Task statement: Every line that contains the word "perforated" should be copied.

— BEGIN Records to use —

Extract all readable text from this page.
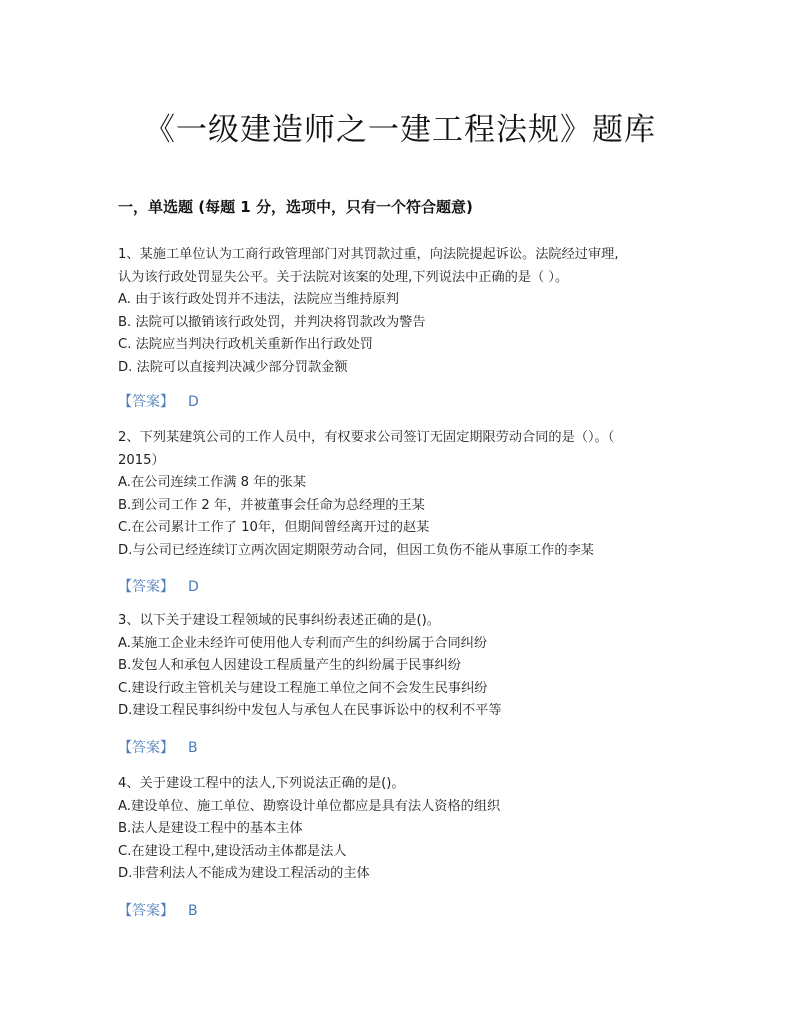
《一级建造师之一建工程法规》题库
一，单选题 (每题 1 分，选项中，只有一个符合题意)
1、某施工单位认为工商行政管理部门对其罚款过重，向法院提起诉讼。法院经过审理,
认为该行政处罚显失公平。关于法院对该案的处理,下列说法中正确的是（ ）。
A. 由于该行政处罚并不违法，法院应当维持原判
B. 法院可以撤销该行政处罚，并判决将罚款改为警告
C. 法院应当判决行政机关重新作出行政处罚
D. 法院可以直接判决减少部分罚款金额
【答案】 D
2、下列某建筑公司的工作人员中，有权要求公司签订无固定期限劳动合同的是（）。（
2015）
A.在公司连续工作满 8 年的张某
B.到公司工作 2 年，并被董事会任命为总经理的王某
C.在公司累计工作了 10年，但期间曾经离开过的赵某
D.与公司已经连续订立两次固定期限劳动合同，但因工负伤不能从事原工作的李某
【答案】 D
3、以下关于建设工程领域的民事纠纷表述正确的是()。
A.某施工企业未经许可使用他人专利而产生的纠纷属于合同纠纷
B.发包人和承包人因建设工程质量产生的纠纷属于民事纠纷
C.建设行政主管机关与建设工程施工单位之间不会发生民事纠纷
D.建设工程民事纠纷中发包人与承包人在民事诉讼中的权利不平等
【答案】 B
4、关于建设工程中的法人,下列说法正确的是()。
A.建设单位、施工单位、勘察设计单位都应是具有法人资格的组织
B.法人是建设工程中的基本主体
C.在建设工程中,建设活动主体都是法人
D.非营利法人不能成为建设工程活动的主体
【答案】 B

— END Records to use —
— BEGIN Records to use —

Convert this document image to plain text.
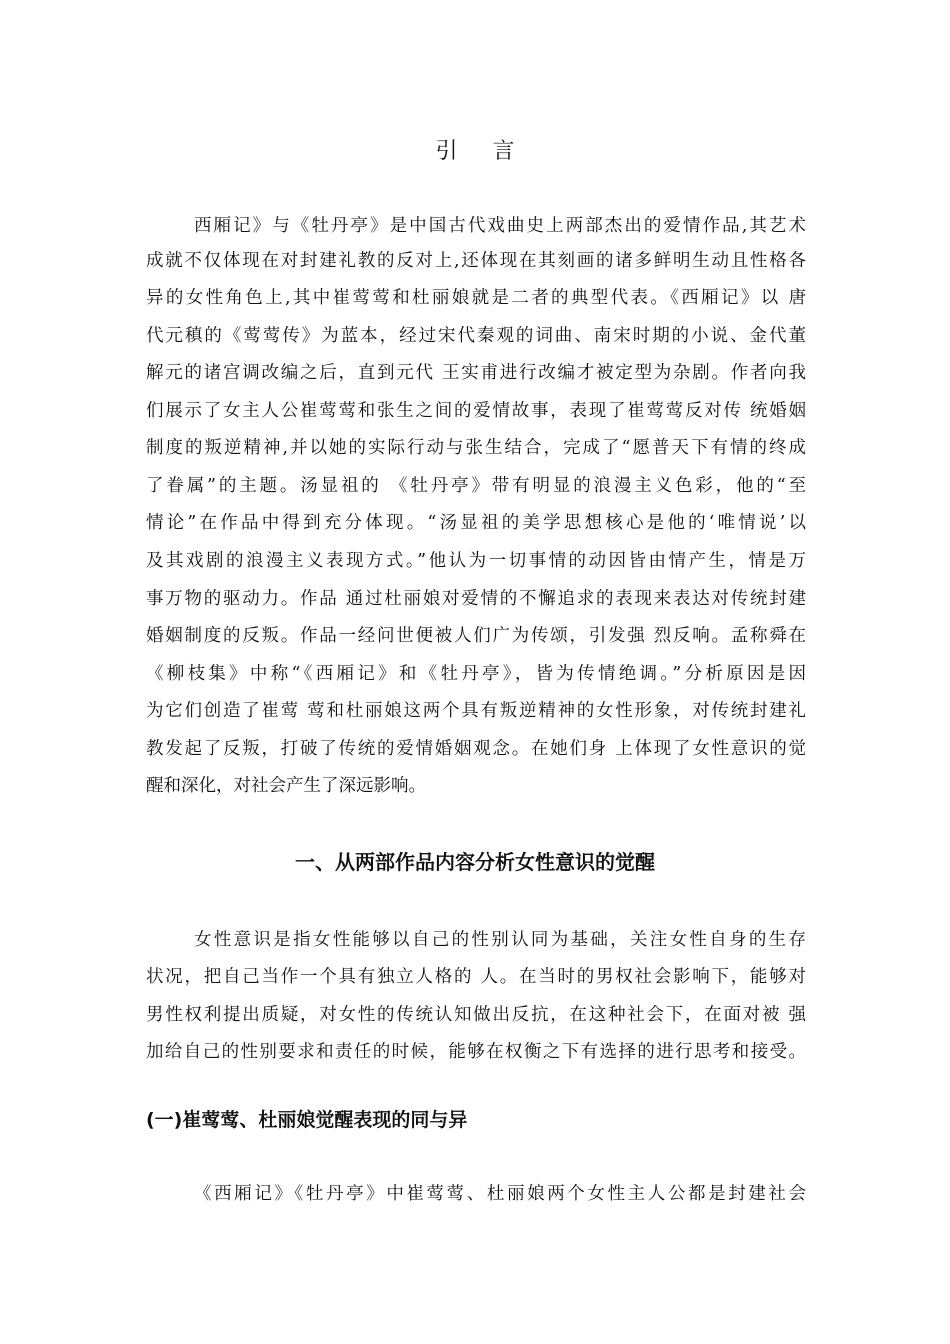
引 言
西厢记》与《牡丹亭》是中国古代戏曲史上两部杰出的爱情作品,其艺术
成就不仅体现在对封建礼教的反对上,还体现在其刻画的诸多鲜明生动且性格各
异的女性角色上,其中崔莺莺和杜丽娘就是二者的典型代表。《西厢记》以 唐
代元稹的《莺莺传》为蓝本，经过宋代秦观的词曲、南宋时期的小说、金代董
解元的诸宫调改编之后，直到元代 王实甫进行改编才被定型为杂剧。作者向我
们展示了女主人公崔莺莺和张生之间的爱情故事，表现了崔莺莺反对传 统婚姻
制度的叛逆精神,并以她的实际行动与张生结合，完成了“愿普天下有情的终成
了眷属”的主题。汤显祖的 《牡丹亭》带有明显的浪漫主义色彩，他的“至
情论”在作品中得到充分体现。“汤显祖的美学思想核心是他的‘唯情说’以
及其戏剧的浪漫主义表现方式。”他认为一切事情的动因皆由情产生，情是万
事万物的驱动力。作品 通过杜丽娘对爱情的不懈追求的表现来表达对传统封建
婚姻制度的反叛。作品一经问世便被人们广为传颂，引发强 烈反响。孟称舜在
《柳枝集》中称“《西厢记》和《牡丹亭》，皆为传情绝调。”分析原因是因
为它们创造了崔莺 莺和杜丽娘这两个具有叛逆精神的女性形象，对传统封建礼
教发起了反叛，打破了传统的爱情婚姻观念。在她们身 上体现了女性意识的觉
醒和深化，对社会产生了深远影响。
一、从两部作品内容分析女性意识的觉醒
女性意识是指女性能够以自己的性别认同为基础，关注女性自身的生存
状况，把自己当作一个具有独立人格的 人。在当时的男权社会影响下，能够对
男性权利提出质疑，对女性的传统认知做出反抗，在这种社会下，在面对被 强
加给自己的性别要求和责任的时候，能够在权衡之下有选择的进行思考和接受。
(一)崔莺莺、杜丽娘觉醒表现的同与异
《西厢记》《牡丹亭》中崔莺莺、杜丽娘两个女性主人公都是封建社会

— END Records to use —
— BEGIN Records to use —

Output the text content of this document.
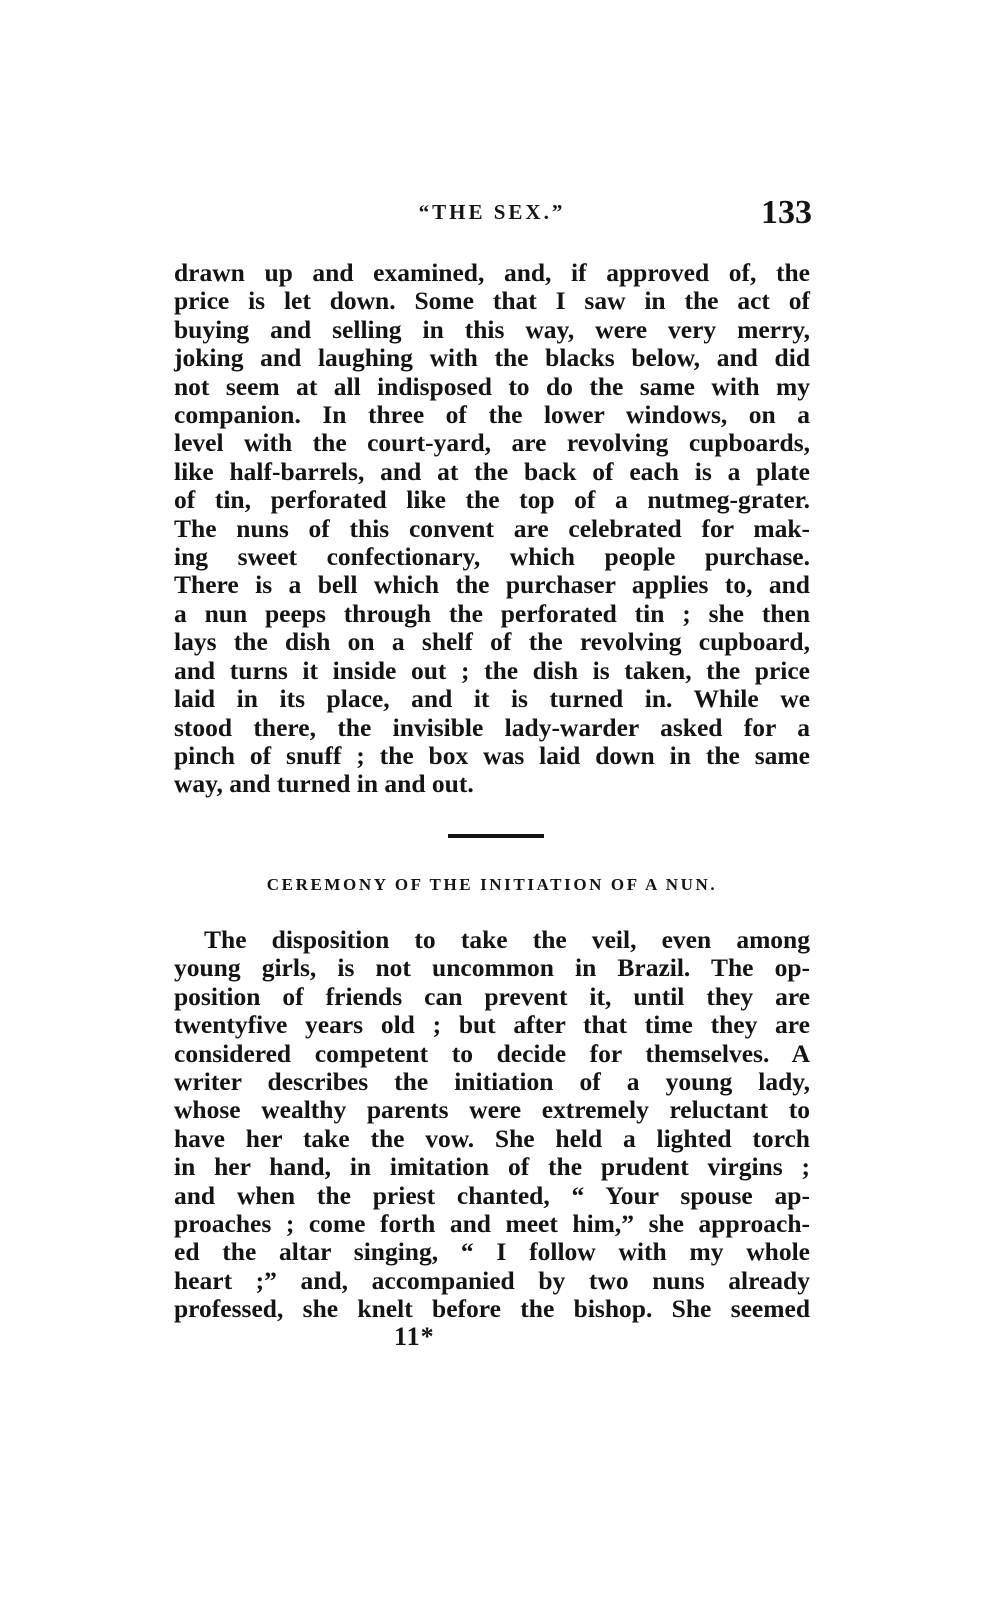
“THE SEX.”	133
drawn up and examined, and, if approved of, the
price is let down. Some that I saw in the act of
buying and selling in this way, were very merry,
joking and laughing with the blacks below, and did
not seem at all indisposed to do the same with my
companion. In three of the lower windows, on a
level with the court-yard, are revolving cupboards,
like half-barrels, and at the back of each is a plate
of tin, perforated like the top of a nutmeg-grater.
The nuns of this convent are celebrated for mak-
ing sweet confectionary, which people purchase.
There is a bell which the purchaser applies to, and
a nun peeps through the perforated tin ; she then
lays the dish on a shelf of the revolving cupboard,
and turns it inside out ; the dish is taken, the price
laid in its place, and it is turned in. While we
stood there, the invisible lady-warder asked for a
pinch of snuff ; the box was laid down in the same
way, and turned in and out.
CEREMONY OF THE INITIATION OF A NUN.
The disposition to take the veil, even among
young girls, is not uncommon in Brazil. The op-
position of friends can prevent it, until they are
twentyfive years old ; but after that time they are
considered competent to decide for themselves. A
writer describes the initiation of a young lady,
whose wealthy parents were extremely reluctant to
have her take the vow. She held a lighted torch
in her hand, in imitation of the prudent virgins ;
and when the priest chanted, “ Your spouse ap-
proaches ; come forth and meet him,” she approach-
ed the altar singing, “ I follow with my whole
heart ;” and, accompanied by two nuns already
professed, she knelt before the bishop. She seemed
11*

— END Records to use —

Task response:
of tin, perforated like the top of a nutmeg-grater.
a nun peeps through the perforated tin ; she then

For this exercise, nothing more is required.